[Start]

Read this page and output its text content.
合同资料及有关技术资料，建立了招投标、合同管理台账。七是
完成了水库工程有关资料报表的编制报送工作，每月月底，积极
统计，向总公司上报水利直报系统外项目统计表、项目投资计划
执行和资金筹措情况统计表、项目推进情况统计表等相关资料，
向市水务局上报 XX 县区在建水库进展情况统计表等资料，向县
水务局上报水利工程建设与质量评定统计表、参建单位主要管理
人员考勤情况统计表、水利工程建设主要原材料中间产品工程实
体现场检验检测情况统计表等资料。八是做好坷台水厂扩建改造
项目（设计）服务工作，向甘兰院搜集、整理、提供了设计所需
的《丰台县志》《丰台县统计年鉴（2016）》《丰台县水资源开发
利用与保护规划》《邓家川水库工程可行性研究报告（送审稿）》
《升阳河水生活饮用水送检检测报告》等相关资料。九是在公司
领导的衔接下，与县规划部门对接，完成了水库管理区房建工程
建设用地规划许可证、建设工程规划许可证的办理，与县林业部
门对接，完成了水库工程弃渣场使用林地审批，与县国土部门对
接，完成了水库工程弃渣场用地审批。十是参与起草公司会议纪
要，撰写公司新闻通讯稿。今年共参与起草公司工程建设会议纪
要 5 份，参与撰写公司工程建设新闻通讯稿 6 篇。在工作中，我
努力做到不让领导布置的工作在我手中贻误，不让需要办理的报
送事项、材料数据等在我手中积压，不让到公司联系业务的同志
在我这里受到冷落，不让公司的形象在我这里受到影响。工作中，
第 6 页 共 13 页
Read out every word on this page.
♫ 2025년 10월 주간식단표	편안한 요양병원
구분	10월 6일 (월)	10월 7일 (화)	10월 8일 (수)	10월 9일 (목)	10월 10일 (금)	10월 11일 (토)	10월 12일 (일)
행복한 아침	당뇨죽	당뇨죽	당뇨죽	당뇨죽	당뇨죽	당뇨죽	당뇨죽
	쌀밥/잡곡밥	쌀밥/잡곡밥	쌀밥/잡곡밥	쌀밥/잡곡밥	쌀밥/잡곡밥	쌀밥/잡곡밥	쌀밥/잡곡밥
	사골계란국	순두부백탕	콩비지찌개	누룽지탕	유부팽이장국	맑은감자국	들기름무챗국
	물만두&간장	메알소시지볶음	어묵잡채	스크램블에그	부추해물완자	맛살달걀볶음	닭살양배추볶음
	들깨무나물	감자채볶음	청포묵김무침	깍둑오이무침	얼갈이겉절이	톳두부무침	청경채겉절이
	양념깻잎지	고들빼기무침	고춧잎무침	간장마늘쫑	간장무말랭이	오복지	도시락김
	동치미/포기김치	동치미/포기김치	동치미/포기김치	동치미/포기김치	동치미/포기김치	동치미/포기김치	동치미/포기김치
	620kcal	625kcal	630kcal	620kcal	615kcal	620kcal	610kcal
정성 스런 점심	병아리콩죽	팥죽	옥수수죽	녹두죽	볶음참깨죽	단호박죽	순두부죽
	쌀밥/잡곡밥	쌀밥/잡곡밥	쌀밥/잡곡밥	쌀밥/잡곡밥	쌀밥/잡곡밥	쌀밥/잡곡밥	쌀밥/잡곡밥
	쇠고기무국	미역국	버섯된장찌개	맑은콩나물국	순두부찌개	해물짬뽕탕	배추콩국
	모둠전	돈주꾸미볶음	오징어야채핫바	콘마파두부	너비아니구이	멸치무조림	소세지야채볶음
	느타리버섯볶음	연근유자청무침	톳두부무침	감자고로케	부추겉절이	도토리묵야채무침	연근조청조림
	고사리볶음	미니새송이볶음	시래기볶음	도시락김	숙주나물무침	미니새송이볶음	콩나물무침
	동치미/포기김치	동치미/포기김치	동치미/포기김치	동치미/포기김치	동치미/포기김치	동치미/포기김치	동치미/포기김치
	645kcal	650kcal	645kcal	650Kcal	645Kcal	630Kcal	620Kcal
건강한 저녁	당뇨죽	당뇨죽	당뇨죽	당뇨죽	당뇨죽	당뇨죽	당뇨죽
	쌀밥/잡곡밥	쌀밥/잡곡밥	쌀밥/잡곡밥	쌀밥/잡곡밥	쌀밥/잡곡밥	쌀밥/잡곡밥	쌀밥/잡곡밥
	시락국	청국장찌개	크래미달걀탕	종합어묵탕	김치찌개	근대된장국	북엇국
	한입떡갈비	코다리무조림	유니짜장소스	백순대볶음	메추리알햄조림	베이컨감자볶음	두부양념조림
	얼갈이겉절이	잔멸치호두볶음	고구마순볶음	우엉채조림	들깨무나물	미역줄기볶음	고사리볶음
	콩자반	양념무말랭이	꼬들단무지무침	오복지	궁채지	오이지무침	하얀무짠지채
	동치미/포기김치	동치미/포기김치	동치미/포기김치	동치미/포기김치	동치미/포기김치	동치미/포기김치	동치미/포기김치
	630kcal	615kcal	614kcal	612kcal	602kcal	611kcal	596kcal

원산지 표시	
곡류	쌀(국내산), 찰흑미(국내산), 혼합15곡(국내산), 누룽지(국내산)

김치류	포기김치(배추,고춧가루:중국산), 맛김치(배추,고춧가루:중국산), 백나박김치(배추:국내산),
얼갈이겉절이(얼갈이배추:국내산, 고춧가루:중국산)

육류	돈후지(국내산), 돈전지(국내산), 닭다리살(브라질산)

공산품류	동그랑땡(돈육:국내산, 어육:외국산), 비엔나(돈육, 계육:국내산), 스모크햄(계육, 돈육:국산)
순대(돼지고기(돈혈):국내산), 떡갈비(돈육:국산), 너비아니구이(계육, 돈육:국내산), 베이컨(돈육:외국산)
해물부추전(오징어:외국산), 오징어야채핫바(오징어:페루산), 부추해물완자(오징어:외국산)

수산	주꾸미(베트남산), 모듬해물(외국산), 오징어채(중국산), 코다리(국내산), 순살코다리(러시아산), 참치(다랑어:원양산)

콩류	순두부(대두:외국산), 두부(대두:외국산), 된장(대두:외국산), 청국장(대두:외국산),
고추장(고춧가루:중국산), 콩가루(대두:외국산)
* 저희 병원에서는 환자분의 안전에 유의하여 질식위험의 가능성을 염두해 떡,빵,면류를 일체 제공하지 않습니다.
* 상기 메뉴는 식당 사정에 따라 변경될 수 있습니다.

[End]

Task to carry out: Lines containing the word "얼갈이겉절이" are to be counted in the listing; state their number alone.

Completed exercise: 3